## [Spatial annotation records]

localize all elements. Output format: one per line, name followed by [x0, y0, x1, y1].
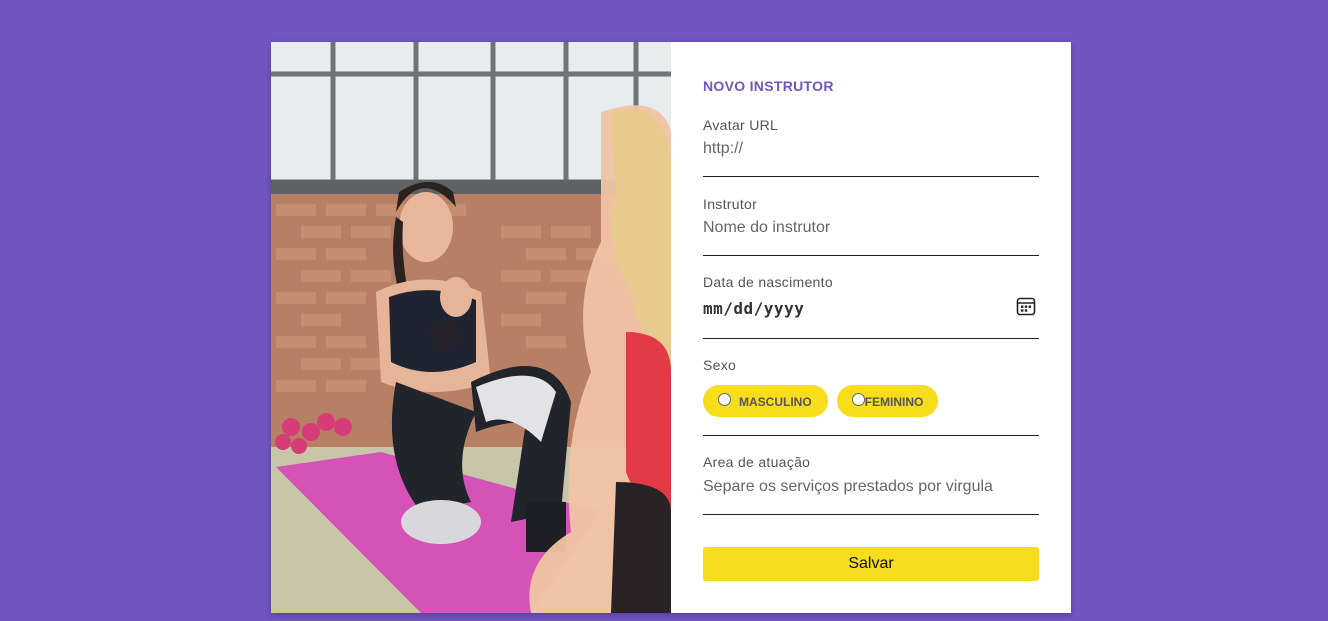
instructor-form: NOVO INSTRUTOR Avatar URL Instrutor Data…	[671, 42, 1071, 613]
radio-circle[interactable]	[718, 392, 731, 406]
instrutor-input[interactable]	[703, 219, 1039, 237]
birthdate-field: Data de nascimento mm/dd/yyyy	[703, 274, 1039, 339]
calendar-icon[interactable]	[1016, 296, 1036, 316]
instrutor-label: Instrutor	[703, 196, 758, 212]
avatar-url-input[interactable]	[703, 140, 1039, 158]
area-field: Area de atuação	[703, 454, 1039, 515]
radio-circle[interactable]	[851, 392, 865, 406]
radio-masculino-label: MASCULINO	[739, 395, 812, 409]
sexo-field: Sexo MASCULINO FEMININO	[703, 357, 1039, 436]
birthdate-input[interactable]: mm/dd/yyyy	[703, 299, 1039, 318]
instrutor-field: Instrutor	[703, 196, 1039, 256]
save-button[interactable]: Salvar	[703, 547, 1039, 581]
form-title: NOVO INSTRUTOR	[703, 78, 834, 94]
sexo-label: Sexo	[703, 357, 737, 373]
avatar-url-field: Avatar URL	[703, 117, 1039, 177]
birthdate-label: Data de nascimento	[703, 274, 833, 290]
avatar-url-label: Avatar URL	[703, 117, 779, 133]
radio-feminino-label: FEMININO	[864, 395, 924, 409]
radio-masculino[interactable]: MASCULINO	[703, 385, 828, 417]
sexo-radio-group: MASCULINO FEMININO	[703, 385, 1039, 417]
radio-feminino[interactable]: FEMININO	[836, 385, 939, 417]
fitness-photo	[271, 42, 671, 613]
instructor-card: NOVO INSTRUTOR Avatar URL Instrutor Data…	[271, 42, 1071, 613]
fitness-photo-illustration	[271, 42, 671, 613]
area-input[interactable]	[703, 478, 1039, 496]
area-label: Area de atuação	[703, 454, 811, 470]
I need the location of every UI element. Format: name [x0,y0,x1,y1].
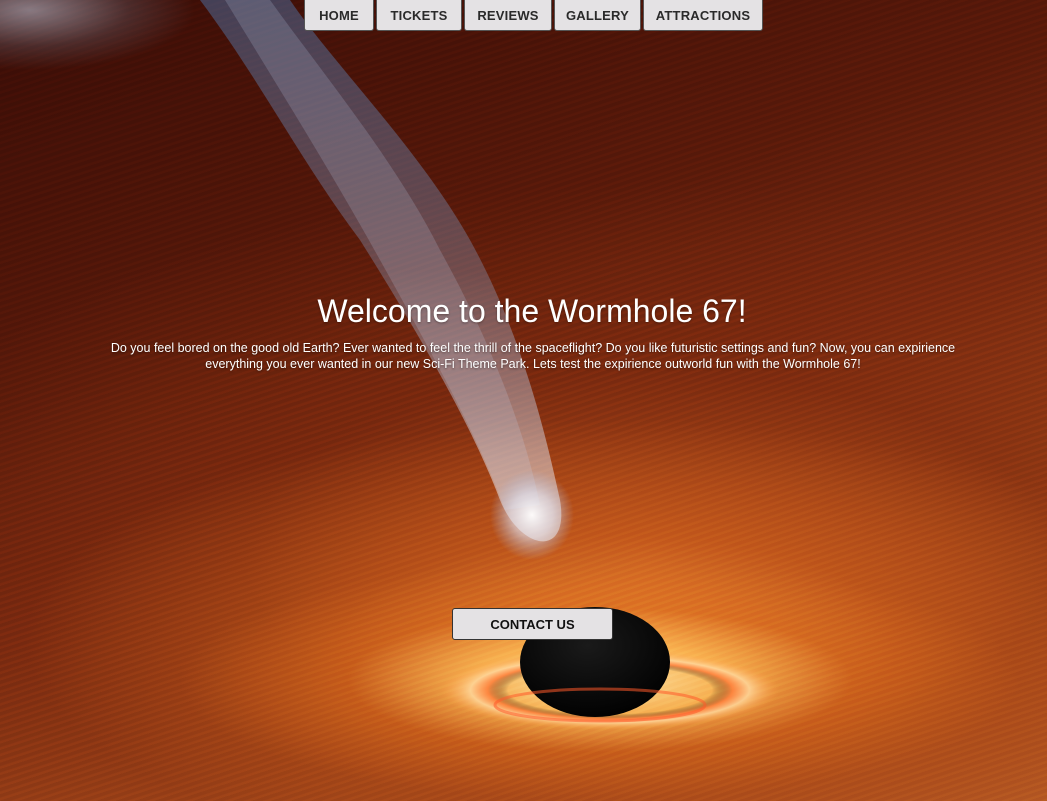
nav-reviews[interactable]: REVIEWS [464,0,552,31]
hero-title: Welcome to the Wormhole 67! [317,293,747,329]
main-nav: HOME TICKETS REVIEWS GALLERY ATTRACTIONS [304,0,763,31]
page: HOME TICKETS REVIEWS GALLERY ATTRACTIONS… [0,0,1047,801]
contact-us-button[interactable]: CONTACT US [452,608,613,640]
nav-attractions[interactable]: ATTRACTIONS [643,0,763,31]
hero-description: Do you feel bored on the good old Earth?… [110,341,956,371]
nav-tickets[interactable]: TICKETS [376,0,462,31]
nav-home[interactable]: HOME [304,0,374,31]
nav-gallery[interactable]: GALLERY [554,0,641,31]
black-hole [440,607,780,730]
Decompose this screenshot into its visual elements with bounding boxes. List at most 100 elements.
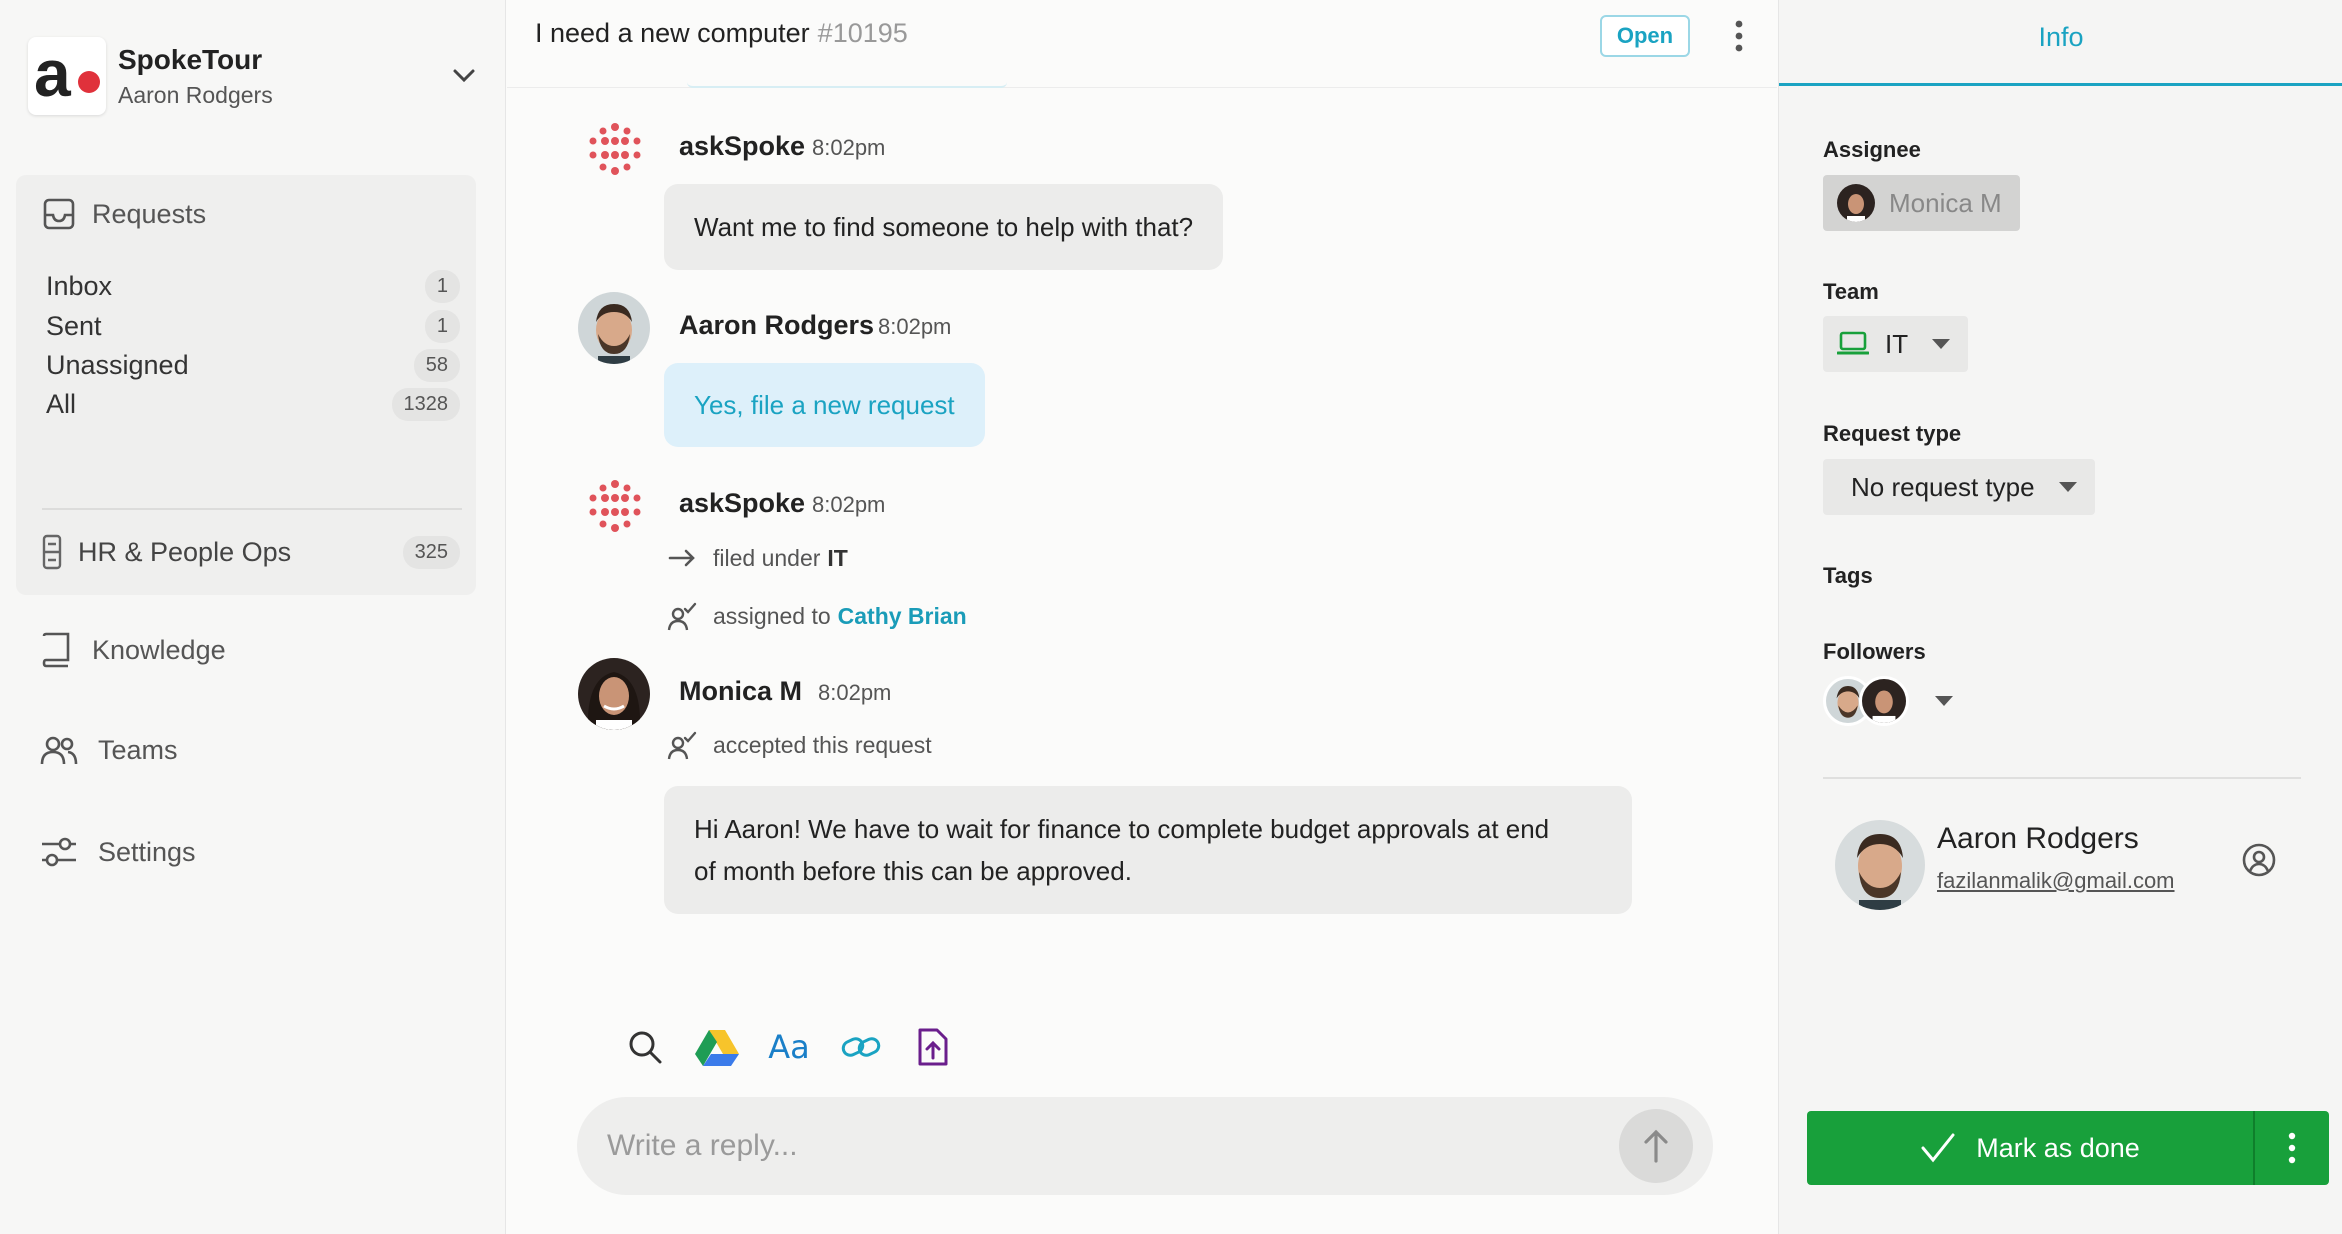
- message-time: 8:02pm: [878, 314, 952, 339]
- avatar[interactable]: [1835, 820, 1925, 910]
- send-button[interactable]: [1619, 1109, 1693, 1183]
- caret-down-icon: [1932, 339, 1951, 349]
- message-line: of month before this can be approved.: [694, 856, 1132, 886]
- event-accepted: accepted this request: [667, 730, 932, 760]
- message-time: 8:02pm: [812, 135, 886, 160]
- text-format-label: Aa: [768, 1028, 810, 1066]
- inbox-tray-icon: [43, 198, 75, 230]
- sidebar-item-inbox[interactable]: Inbox 1: [46, 266, 460, 306]
- file-upload-icon[interactable]: [911, 1025, 955, 1069]
- followers-list[interactable]: [1823, 676, 1953, 726]
- assign-user-icon: [667, 602, 697, 631]
- info-panel: Info Assignee Monica M Team IT Request t…: [1778, 0, 2342, 1234]
- sidebar-item-label: All: [46, 388, 77, 419]
- count-badge: 1328: [391, 387, 460, 421]
- team-select[interactable]: IT: [1823, 316, 1969, 372]
- team-value: IT: [1885, 328, 1909, 359]
- sidebar-item-hr-people-ops[interactable]: HR & People Ops 325: [40, 532, 460, 572]
- tags-label[interactable]: Tags: [1823, 563, 1873, 589]
- status-badge[interactable]: Open: [1600, 15, 1690, 57]
- requests-label: Requests: [92, 198, 207, 229]
- request-title-text: I need a new computer: [535, 18, 810, 48]
- avatar[interactable]: [578, 292, 650, 364]
- request-header: I need a new computer #10195 Open: [507, 0, 1777, 88]
- sidebar-item-teams[interactable]: Teams: [40, 734, 178, 766]
- text-format-icon[interactable]: Aa: [767, 1025, 811, 1069]
- sidebar-item-unassigned[interactable]: Unassigned 58: [46, 345, 460, 385]
- reply-box: [577, 1097, 1713, 1195]
- arrow-up-icon: [1644, 1129, 1668, 1163]
- contact-name: Aaron Rodgers: [1937, 822, 2139, 855]
- count-badge: 58: [413, 348, 460, 382]
- request-type-label: Request type: [1823, 421, 1962, 446]
- assignee-link[interactable]: Cathy Brian: [838, 603, 967, 630]
- team-label: Team: [1823, 279, 1879, 304]
- sidebar-item-sent[interactable]: Sent 1: [46, 306, 460, 346]
- request-number: #10195: [817, 18, 908, 48]
- sidebar-item-all[interactable]: All 1328: [46, 384, 460, 424]
- message-author: Aaron Rodgers: [679, 310, 875, 340]
- event-filed: filed under IT: [667, 543, 848, 573]
- tab-info[interactable]: Info: [1779, 0, 2342, 86]
- message-time: 8:02pm: [812, 492, 886, 517]
- assignee-select[interactable]: Monica M: [1823, 175, 2020, 231]
- more-options-icon[interactable]: [1729, 18, 1749, 54]
- message-author: Monica M: [679, 676, 803, 706]
- google-drive-icon[interactable]: [695, 1025, 739, 1069]
- sidebar-item-label: HR & People Ops: [78, 536, 292, 567]
- event-text: assigned to: [713, 602, 831, 629]
- chevron-down-icon[interactable]: [450, 62, 478, 90]
- profile-search-icon[interactable]: [2241, 842, 2277, 878]
- sidebar-item-settings[interactable]: Settings: [40, 835, 196, 869]
- assignee-label: Assignee: [1823, 137, 1921, 162]
- avatar[interactable]: [578, 658, 650, 730]
- request-type-value: No request type: [1851, 471, 2035, 502]
- requests-panel: Requests Inbox 1 Sent 1 Unassigned 58 Al…: [16, 175, 476, 595]
- book-icon: [42, 632, 70, 668]
- laptop-icon: [1837, 331, 1869, 355]
- checkmark-icon: [1921, 1133, 1955, 1163]
- count-badge: 325: [402, 535, 460, 569]
- tab-info-label: Info: [2038, 22, 2084, 52]
- reply-input[interactable]: [607, 1117, 1607, 1175]
- org-switcher[interactable]: a SpokeTour Aaron Rodgers: [28, 36, 478, 116]
- org-logo: a: [28, 36, 106, 115]
- message-author: askSpoke: [679, 488, 806, 518]
- mark-as-done-bar: Mark as done: [1807, 1111, 2329, 1185]
- event-text: accepted this request: [713, 731, 932, 758]
- assignee-name: Monica M: [1889, 187, 2002, 218]
- sidebar-item-label: Knowledge: [92, 634, 226, 665]
- divider: [42, 508, 462, 510]
- caret-down-icon[interactable]: [1935, 696, 1953, 706]
- hourglass-icon: [42, 534, 62, 570]
- followers-label: Followers: [1823, 639, 1926, 664]
- mark-as-done-label: Mark as done: [1976, 1132, 2140, 1163]
- done-options-button[interactable]: [2255, 1111, 2329, 1185]
- link-icon[interactable]: [839, 1025, 883, 1069]
- sidebar-item-knowledge[interactable]: Knowledge: [40, 632, 226, 668]
- message-bubble: Yes, file a new request: [664, 363, 985, 447]
- sidebar-item-label: Sent: [46, 310, 102, 341]
- sidebar-item-label: Unassigned: [46, 349, 189, 380]
- more-options-icon: [2288, 1132, 2296, 1164]
- org-logo-letter: a: [34, 36, 71, 110]
- sidebar: a SpokeTour Aaron Rodgers Requests Inbox…: [0, 0, 506, 1234]
- search-icon[interactable]: [623, 1025, 667, 1069]
- request-type-select[interactable]: No request type: [1823, 459, 2095, 515]
- caret-down-icon: [2058, 482, 2077, 492]
- askspoke-avatar-icon: [589, 123, 641, 175]
- message-author: askSpoke: [679, 131, 806, 161]
- request-title: I need a new computer #10195: [535, 18, 908, 49]
- sidebar-item-label: Inbox: [46, 270, 113, 301]
- count-badge: 1: [424, 309, 460, 343]
- sidebar-item-label: Teams: [98, 734, 178, 765]
- avatar: [1837, 184, 1875, 222]
- mark-as-done-button[interactable]: Mark as done: [1807, 1111, 2253, 1185]
- contact-email-link[interactable]: fazilanmalik@gmail.com: [1937, 868, 2175, 894]
- message-time: 8:02pm: [818, 680, 892, 705]
- requests-header[interactable]: Requests: [42, 197, 206, 231]
- message-bubble: Hi Aaron! We have to wait for finance to…: [664, 786, 1632, 914]
- sidebar-item-label: Settings: [98, 836, 196, 867]
- event-value: IT: [827, 544, 848, 571]
- askspoke-avatar-icon: [589, 480, 641, 532]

## [JOB]
Rewrite everything from the line containing "instructor-form: NOVO INSTRUTOR" down to the line containing "117, 779, 133]", replacing "mm/dd/yyyy" with "dd/mm/yyyy" and leaving the rest unchanged.

## [SOLUTION TO THIS TASK]
instructor-form: NOVO INSTRUTOR Avatar URL Instrutor Data…	[671, 42, 1071, 613]
radio-circle[interactable]	[718, 392, 731, 406]
instrutor-input[interactable]	[703, 219, 1039, 237]
birthdate-field: Data de nascimento dd/mm/yyyy	[703, 274, 1039, 339]
calendar-icon[interactable]	[1016, 296, 1036, 316]
instrutor-label: Instrutor	[703, 196, 758, 212]
avatar-url-input[interactable]	[703, 140, 1039, 158]
area-field: Area de atuação	[703, 454, 1039, 515]
radio-circle[interactable]	[851, 392, 865, 406]
radio-masculino-label: MASCULINO	[739, 395, 812, 409]
sexo-field: Sexo MASCULINO FEMININO	[703, 357, 1039, 436]
birthdate-input[interactable]: dd/mm/yyyy	[703, 299, 1039, 318]
instrutor-field: Instrutor	[703, 196, 1039, 256]
save-button[interactable]: Salvar	[703, 547, 1039, 581]
form-title: NOVO INSTRUTOR	[703, 78, 834, 94]
sexo-label: Sexo	[703, 357, 737, 373]
avatar-url-field: Avatar URL	[703, 117, 1039, 177]
birthdate-label: Data de nascimento	[703, 274, 833, 290]
avatar-url-label: Avatar URL	[703, 117, 779, 133]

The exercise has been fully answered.